→ DO THIS
Return the data exactly, with all pictures removed.
=== PROVIDED DATA ===
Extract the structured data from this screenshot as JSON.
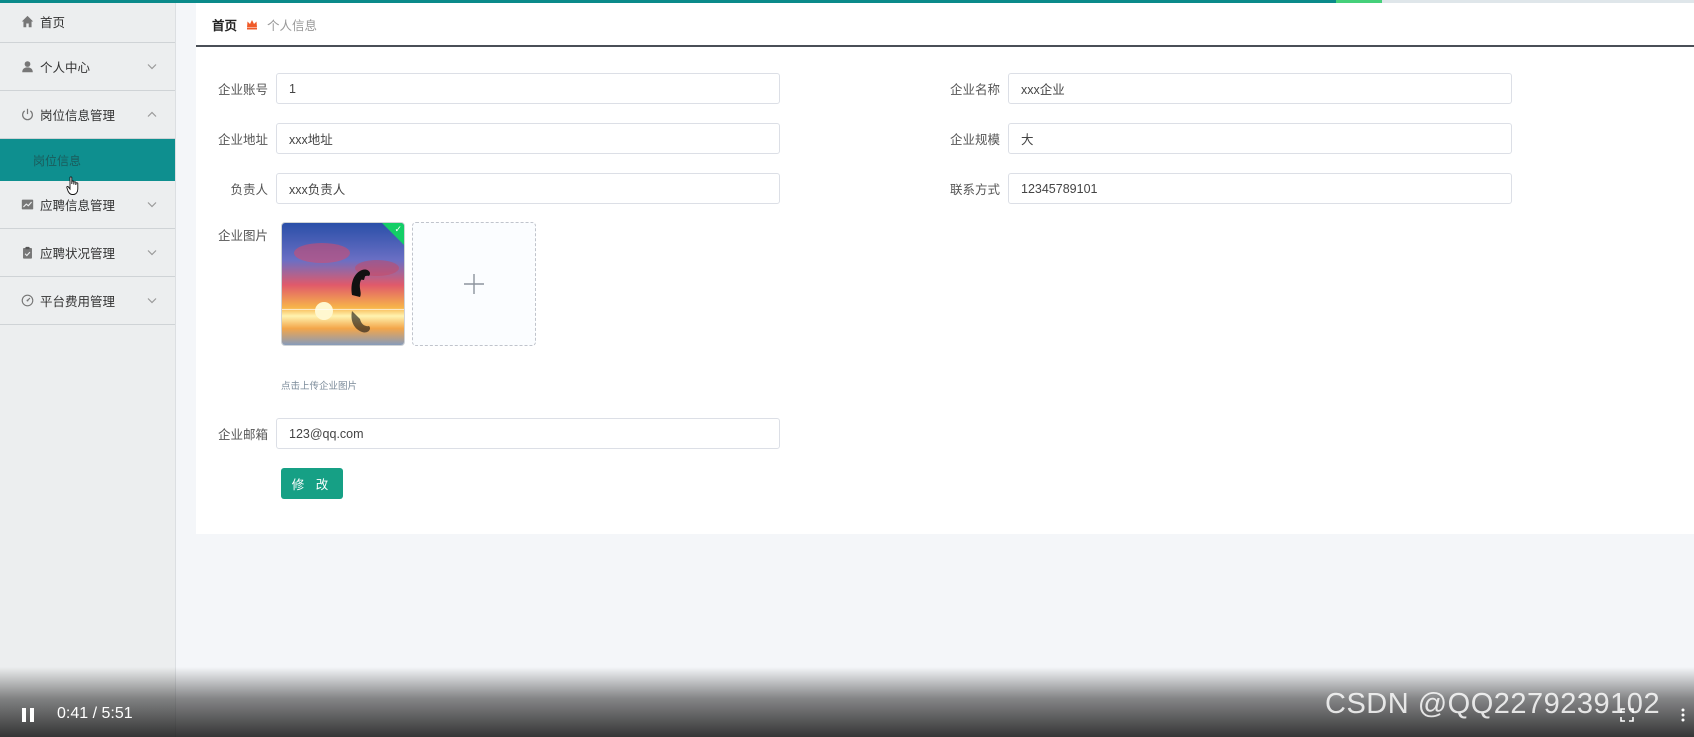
{
  "sidebar": {
    "items": [
      {
        "label": "首页",
        "icon": "home-icon"
      },
      {
        "label": "个人中心",
        "icon": "user-icon"
      },
      {
        "label": "岗位信息管理",
        "icon": "power-icon"
      },
      {
        "label": "应聘信息管理",
        "icon": "chart-icon"
      },
      {
        "label": "应聘状况管理",
        "icon": "clipboard-icon"
      },
      {
        "label": "平台费用管理",
        "icon": "dashboard-icon"
      }
    ],
    "active_sub_item": "岗位信息"
  },
  "breadcrumb": {
    "home": "首页",
    "current": "个人信息"
  },
  "form": {
    "account": {
      "label": "企业账号",
      "value": "1"
    },
    "company_name": {
      "label": "企业名称",
      "value": "xxx企业"
    },
    "address": {
      "label": "企业地址",
      "value": "xxx地址"
    },
    "scale": {
      "label": "企业规模",
      "value": "大"
    },
    "contact_person": {
      "label": "负责人",
      "value": "xxx负责人"
    },
    "phone": {
      "label": "联系方式",
      "value": "12345789101"
    },
    "image": {
      "label": "企业图片",
      "tip": "点击上传企业图片"
    },
    "email": {
      "label": "企业邮箱",
      "value": "123@qq.com"
    },
    "submit_label": "修 改"
  },
  "video": {
    "time": "0:41 / 5:51",
    "watermark": "CSDN @QQ2279239102"
  },
  "colors": {
    "accent": "#0e8f8f",
    "button": "#16a085",
    "upload_success": "#13ce66"
  }
}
===
→ ANSWER IN FULL
Extract the structured data from this screenshot as JSON.
{
  "sidebar": {
    "items": [
      {
        "label": "首页",
        "icon": "home-icon"
      },
      {
        "label": "个人中心",
        "icon": "user-icon"
      },
      {
        "label": "岗位信息管理",
        "icon": "power-icon"
      },
      {
        "label": "应聘信息管理",
        "icon": "chart-icon"
      },
      {
        "label": "应聘状况管理",
        "icon": "clipboard-icon"
      },
      {
        "label": "平台费用管理",
        "icon": "dashboard-icon"
      }
    ],
    "active_sub_item": "岗位信息"
  },
  "breadcrumb": {
    "home": "首页",
    "current": "个人信息"
  },
  "form": {
    "account": {
      "label": "企业账号",
      "value": "1"
    },
    "company_name": {
      "label": "企业名称",
      "value": "xxx企业"
    },
    "address": {
      "label": "企业地址",
      "value": "xxx地址"
    },
    "scale": {
      "label": "企业规模",
      "value": "大"
    },
    "contact_person": {
      "label": "负责人",
      "value": "xxx负责人"
    },
    "phone": {
      "label": "联系方式",
      "value": "12345789101"
    },
    "image": {
      "label": "企业图片",
      "tip": "点击上传企业图片"
    },
    "email": {
      "label": "企业邮箱",
      "value": "123@qq.com"
    },
    "submit_label": "修 改"
  },
  "video": {
    "time": "0:41 / 5:51",
    "watermark": "CSDN @QQ2279239102"
  },
  "colors": {
    "accent": "#0e8f8f",
    "button": "#16a085",
    "upload_success": "#13ce66"
  }
}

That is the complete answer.